■ SHORT PROBLEM ■
Give back the full listing, character for character, with no pictures.

■ Dataset entries ■
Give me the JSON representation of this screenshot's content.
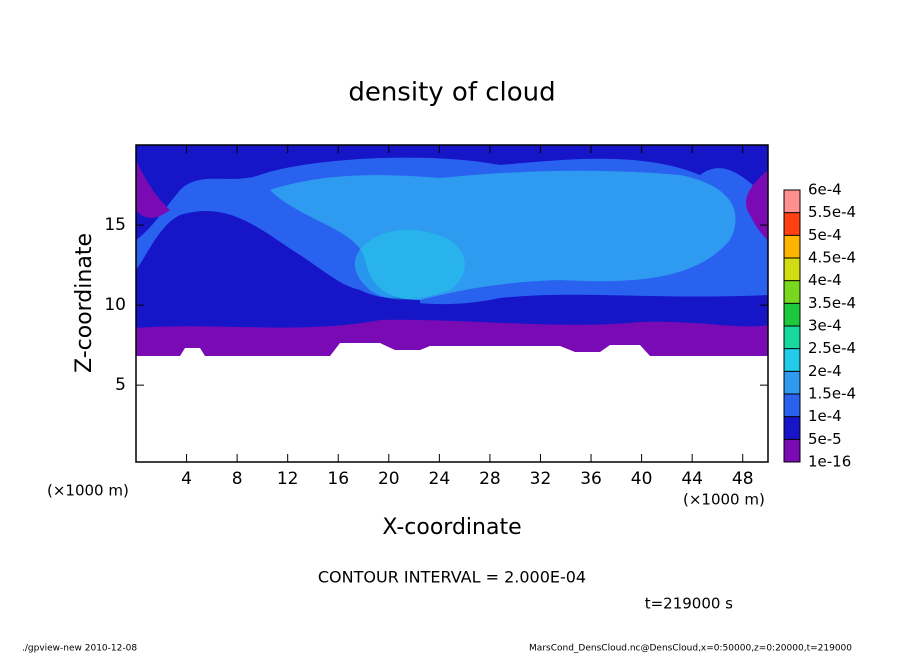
{
  "chart_data": {
    "type": "contour",
    "title": "density of cloud",
    "xlabel": "X-coordinate",
    "ylabel": "Z-coordinate",
    "x_unit": "(×1000 m)",
    "y_unit": "(×1000 m)",
    "xlim": [
      0,
      50
    ],
    "ylim": [
      0.2,
      20
    ],
    "xticks": [
      4,
      8,
      12,
      16,
      20,
      24,
      28,
      32,
      36,
      40,
      44,
      48
    ],
    "yticks": [
      5,
      10,
      15
    ],
    "colorbar": {
      "levels": [
        {
          "value": 1e-16,
          "label": "1e-16"
        },
        {
          "value": 5e-05,
          "label": "5e-5"
        },
        {
          "value": 0.0001,
          "label": "1e-4"
        },
        {
          "value": 0.00015,
          "label": "1.5e-4"
        },
        {
          "value": 0.0002,
          "label": "2e-4"
        },
        {
          "value": 0.00025,
          "label": "2.5e-4"
        },
        {
          "value": 0.0003,
          "label": "3e-4"
        },
        {
          "value": 0.00035,
          "label": "3.5e-4"
        },
        {
          "value": 0.0004,
          "label": "4e-4"
        },
        {
          "value": 0.00045,
          "label": "4.5e-4"
        },
        {
          "value": 0.0005,
          "label": "5e-4"
        },
        {
          "value": 0.00055,
          "label": "5.5e-4"
        },
        {
          "value": 0.0006,
          "label": "6e-4"
        }
      ],
      "colors": [
        "#7a0ab4",
        "#1616c8",
        "#2a62f0",
        "#2e9af0",
        "#22cce8",
        "#18d8a0",
        "#1ec83c",
        "#78d81e",
        "#d2dc14",
        "#ffb400",
        "#ff4010",
        "#ff9090"
      ]
    },
    "annotations": {
      "contour_interval": "CONTOUR INTERVAL = 2.000E-04",
      "time": "t=219000 s"
    },
    "footer": {
      "left": "./gpview-new   2010-12-08",
      "right": "MarsCond_DensCloud.nc@DensCloud,x=0:50000,z=0:20000,t=219000"
    }
  }
}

■ TASK SOLUTION ■
Give me the JSON representation of this screenshot's content.
{
  "chart_data": {
    "type": "contour",
    "title": "density of cloud",
    "xlabel": "X-coordinate",
    "ylabel": "Z-coordinate",
    "x_unit": "(×1000 m)",
    "y_unit": "(×1000 m)",
    "xlim": [
      0,
      50
    ],
    "ylim": [
      0.2,
      20
    ],
    "xticks": [
      4,
      8,
      12,
      16,
      20,
      24,
      28,
      32,
      36,
      40,
      44,
      48
    ],
    "yticks": [
      5,
      10,
      15
    ],
    "colorbar": {
      "levels": [
        {
          "value": 1e-16,
          "label": "1e-16"
        },
        {
          "value": 5e-05,
          "label": "5e-5"
        },
        {
          "value": 0.0001,
          "label": "1e-4"
        },
        {
          "value": 0.00015,
          "label": "1.5e-4"
        },
        {
          "value": 0.0002,
          "label": "2e-4"
        },
        {
          "value": 0.00025,
          "label": "2.5e-4"
        },
        {
          "value": 0.0003,
          "label": "3e-4"
        },
        {
          "value": 0.00035,
          "label": "3.5e-4"
        },
        {
          "value": 0.0004,
          "label": "4e-4"
        },
        {
          "value": 0.00045,
          "label": "4.5e-4"
        },
        {
          "value": 0.0005,
          "label": "5e-4"
        },
        {
          "value": 0.00055,
          "label": "5.5e-4"
        },
        {
          "value": 0.0006,
          "label": "6e-4"
        }
      ],
      "colors": [
        "#7a0ab4",
        "#1616c8",
        "#2a62f0",
        "#2e9af0",
        "#22cce8",
        "#18d8a0",
        "#1ec83c",
        "#78d81e",
        "#d2dc14",
        "#ffb400",
        "#ff4010",
        "#ff9090"
      ]
    },
    "annotations": {
      "contour_interval": "CONTOUR INTERVAL = 2.000E-04",
      "time": "t=219000 s"
    },
    "footer": {
      "left": "./gpview-new   2010-12-08",
      "right": "MarsCond_DensCloud.nc@DensCloud,x=0:50000,z=0:20000,t=219000"
    }
  }
}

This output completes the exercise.